- Direction
Return the listing below in full, with every line exactly as it is.

- Dataset extract
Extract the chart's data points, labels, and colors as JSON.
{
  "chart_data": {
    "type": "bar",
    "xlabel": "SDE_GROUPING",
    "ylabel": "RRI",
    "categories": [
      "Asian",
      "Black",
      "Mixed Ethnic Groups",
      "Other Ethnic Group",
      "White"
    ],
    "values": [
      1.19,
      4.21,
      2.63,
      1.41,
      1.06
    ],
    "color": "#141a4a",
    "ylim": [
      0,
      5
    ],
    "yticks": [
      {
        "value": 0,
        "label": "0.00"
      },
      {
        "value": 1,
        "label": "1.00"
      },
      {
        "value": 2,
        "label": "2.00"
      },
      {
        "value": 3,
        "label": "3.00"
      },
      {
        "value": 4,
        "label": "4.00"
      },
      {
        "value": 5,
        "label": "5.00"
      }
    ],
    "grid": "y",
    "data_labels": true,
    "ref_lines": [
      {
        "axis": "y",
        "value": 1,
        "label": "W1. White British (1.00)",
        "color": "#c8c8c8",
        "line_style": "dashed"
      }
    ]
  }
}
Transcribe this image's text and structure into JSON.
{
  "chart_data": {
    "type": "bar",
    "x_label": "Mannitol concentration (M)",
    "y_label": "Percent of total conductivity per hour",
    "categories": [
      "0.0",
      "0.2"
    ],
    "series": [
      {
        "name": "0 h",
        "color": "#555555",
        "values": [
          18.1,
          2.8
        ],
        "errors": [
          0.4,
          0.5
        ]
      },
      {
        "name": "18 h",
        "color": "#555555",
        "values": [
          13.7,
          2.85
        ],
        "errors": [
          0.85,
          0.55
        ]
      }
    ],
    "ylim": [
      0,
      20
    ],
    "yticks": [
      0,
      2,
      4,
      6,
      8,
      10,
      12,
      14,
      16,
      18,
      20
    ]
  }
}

- Task solution
Extract the chart's data points, labels, and colors as JSON.
{
  "chart_data": {
    "type": "bar",
    "xlabel": "SDE_GROUPING",
    "ylabel": "RRI",
    "categories": [
      "Asian",
      "Black",
      "Mixed Ethnic Groups",
      "Other Ethnic Group",
      "White"
    ],
    "values": [
      1.19,
      4.21,
      2.63,
      1.41,
      1.06
    ],
    "color": "#141a4a",
    "ylim": [
      0,
      5
    ],
    "yticks": [
      {
        "value": 0,
        "label": "0.00"
      },
      {
        "value": 1,
        "label": "1.00"
      },
      {
        "value": 2,
        "label": "2.00"
      },
      {
        "value": 3,
        "label": "3.00"
      },
      {
        "value": 4,
        "label": "4.00"
      },
      {
        "value": 5,
        "label": "5.00"
      }
    ],
    "grid": "y",
    "data_labels": true,
    "ref_lines": [
      {
        "axis": "y",
        "value": 1,
        "label": "W1. White British (1.00)",
        "color": "#c8c8c8",
        "line_style": "dashed"
      }
    ]
  }
}
Transcribe this image's text and structure into JSON.
{
  "chart_data": {
    "type": "bar",
    "x_label": "Mannitol concentration (M)",
    "y_label": "Percent of total conductivity per hour",
    "categories": [
      "0.0",
      "0.2"
    ],
    "series": [
      {
        "name": "0 h",
        "color": "#555555",
        "values": [
          18.1,
          2.8
        ],
        "errors": [
          0.4,
          0.5
        ]
      },
      {
        "name": "18 h",
        "color": "#555555",
        "values": [
          13.7,
          2.85
        ],
        "errors": [
          0.85,
          0.55
        ]
      }
    ],
    "ylim": [
      0,
      20
    ],
    "yticks": [
      0,
      2,
      4,
      6,
      8,
      10,
      12,
      14,
      16,
      18,
      20
    ]
  }
}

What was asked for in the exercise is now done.